-- Task material --

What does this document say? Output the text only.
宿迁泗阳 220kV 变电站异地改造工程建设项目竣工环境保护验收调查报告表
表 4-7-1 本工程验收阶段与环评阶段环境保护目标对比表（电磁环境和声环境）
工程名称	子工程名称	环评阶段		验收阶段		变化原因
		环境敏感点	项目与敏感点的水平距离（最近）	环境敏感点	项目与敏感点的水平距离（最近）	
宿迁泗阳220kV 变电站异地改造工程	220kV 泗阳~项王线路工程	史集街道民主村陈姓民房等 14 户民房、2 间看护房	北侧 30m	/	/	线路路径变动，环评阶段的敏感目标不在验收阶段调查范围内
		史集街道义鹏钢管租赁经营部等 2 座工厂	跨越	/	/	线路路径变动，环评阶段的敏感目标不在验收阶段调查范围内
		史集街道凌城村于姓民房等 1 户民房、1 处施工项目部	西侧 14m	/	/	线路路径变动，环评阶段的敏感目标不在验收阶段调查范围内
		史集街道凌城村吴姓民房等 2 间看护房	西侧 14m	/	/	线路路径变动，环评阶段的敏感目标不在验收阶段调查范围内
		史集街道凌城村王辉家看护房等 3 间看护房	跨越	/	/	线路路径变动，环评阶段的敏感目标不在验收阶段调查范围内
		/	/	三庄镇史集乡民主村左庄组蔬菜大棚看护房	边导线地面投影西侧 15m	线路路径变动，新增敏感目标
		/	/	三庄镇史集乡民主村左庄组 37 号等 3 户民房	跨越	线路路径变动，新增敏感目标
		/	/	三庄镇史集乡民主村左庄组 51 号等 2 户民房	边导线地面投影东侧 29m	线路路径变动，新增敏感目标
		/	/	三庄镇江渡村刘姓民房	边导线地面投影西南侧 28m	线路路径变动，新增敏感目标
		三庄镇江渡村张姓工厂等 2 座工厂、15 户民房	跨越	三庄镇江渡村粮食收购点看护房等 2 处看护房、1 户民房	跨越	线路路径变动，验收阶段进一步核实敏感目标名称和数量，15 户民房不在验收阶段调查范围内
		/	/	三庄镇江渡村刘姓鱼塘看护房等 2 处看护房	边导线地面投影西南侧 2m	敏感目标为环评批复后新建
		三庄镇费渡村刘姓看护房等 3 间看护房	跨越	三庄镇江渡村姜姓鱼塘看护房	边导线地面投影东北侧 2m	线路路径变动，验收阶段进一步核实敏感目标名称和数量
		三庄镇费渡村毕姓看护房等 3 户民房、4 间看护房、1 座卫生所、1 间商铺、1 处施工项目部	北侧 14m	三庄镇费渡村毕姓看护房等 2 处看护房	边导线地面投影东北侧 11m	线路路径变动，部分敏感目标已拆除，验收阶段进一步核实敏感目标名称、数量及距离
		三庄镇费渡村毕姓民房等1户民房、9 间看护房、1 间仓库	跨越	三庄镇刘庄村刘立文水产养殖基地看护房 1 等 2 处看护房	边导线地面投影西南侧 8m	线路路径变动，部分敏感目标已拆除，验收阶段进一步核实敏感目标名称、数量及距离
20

-- Goal --
Each line above that includes "验收阶段进一步核实敏感目标名称和数量" counts once; state the total and nothing more.

-- The response --
2